Task instructions - Please list all lines of the material below in which the string "государственных" occurs.

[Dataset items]
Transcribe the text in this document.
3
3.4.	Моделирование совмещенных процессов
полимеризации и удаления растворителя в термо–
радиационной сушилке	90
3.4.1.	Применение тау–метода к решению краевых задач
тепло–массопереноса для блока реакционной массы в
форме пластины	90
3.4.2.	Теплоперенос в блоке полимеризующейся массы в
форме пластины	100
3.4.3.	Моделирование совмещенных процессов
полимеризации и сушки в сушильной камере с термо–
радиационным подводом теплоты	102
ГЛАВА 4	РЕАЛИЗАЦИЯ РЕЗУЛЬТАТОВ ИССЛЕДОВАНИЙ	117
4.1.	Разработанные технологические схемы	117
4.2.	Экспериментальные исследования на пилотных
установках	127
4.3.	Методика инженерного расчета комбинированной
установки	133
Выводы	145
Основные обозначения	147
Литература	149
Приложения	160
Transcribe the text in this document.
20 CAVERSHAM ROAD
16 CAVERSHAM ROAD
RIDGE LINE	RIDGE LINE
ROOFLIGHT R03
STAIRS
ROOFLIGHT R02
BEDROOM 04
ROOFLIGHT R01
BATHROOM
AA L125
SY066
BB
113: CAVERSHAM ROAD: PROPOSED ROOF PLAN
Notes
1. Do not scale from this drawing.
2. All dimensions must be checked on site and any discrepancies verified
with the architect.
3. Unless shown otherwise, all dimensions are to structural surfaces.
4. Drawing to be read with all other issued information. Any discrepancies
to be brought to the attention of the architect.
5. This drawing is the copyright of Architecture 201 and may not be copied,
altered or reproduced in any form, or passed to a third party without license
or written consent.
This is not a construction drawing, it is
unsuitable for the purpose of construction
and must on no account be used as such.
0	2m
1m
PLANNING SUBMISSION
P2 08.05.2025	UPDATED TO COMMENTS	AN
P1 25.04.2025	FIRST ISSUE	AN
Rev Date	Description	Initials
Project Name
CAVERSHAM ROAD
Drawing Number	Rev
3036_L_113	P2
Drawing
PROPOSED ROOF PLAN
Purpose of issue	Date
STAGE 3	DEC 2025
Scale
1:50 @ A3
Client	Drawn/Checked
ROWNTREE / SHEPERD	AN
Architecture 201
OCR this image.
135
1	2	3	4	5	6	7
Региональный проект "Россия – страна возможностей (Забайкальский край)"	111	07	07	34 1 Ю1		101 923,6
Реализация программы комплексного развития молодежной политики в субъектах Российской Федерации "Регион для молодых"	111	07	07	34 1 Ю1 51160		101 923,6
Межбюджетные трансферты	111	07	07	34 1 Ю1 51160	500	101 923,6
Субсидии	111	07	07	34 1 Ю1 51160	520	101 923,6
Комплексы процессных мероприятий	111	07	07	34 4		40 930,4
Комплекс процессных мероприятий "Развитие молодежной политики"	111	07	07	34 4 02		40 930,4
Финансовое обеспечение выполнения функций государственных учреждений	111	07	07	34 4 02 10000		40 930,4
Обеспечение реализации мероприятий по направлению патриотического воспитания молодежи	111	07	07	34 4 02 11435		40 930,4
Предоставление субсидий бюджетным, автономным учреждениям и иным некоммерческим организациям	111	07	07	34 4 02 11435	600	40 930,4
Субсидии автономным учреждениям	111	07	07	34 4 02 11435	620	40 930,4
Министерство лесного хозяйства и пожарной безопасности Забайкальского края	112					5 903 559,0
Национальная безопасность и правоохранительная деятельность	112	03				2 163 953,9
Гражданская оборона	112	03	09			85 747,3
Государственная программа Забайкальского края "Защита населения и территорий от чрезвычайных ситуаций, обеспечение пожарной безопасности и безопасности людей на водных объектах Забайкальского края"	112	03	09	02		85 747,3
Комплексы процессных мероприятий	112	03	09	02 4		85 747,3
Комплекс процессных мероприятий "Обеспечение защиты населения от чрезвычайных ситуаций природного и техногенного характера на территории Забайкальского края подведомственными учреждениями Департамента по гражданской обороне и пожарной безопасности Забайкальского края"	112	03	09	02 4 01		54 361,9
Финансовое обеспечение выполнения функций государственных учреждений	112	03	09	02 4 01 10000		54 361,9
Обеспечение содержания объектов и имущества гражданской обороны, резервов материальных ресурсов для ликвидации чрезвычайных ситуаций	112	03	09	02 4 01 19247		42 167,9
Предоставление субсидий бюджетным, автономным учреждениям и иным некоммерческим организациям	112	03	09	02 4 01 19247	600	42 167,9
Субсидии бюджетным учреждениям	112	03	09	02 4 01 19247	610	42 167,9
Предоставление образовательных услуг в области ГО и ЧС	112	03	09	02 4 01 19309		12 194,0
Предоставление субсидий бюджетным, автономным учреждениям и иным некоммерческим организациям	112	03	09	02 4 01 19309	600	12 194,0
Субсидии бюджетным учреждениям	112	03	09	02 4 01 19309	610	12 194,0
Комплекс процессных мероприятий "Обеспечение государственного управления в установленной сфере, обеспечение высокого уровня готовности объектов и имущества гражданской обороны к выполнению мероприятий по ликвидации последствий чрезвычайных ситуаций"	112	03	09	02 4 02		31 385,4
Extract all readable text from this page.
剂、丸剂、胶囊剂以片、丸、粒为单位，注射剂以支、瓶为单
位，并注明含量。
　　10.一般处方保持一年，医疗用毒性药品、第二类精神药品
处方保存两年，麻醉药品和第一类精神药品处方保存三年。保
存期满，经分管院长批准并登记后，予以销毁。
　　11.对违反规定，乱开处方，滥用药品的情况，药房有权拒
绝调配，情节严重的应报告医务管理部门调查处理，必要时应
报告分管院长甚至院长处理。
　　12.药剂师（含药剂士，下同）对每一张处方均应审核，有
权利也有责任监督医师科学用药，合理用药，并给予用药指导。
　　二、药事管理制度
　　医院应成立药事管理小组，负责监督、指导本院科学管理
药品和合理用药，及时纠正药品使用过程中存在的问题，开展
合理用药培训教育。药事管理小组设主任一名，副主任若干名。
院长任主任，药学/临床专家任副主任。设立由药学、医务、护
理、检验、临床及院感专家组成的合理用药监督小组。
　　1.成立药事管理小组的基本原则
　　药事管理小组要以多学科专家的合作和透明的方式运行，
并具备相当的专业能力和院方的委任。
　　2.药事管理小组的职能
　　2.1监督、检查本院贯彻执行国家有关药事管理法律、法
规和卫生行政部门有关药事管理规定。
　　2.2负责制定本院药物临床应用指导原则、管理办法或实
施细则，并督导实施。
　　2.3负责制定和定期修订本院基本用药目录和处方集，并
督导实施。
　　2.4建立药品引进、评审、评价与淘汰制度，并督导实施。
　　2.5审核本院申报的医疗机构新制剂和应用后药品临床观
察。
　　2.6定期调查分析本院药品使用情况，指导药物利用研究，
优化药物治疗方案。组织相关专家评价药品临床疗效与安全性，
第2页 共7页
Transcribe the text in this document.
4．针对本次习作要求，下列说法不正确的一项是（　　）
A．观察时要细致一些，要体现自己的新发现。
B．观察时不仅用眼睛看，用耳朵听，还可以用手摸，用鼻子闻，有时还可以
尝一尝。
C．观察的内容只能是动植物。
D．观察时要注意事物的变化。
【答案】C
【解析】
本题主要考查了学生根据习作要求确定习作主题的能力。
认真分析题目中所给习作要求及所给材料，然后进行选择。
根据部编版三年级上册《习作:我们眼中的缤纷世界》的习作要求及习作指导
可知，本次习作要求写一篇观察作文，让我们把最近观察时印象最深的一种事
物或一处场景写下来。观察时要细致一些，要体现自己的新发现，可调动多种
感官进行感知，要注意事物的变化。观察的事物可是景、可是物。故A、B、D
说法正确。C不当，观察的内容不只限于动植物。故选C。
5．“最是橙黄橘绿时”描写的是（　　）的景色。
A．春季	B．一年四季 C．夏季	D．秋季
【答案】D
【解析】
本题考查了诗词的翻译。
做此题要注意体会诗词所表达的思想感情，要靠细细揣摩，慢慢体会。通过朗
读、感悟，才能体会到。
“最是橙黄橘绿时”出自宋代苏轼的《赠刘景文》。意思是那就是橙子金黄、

Result below -
Финансовое обеспечение выполнения функций государственных учреждений	111	07	07	34 4 02 10000		40 930,4
Финансовое обеспечение выполнения функций государственных учреждений	112	03	09	02 4 01 10000		54 361,9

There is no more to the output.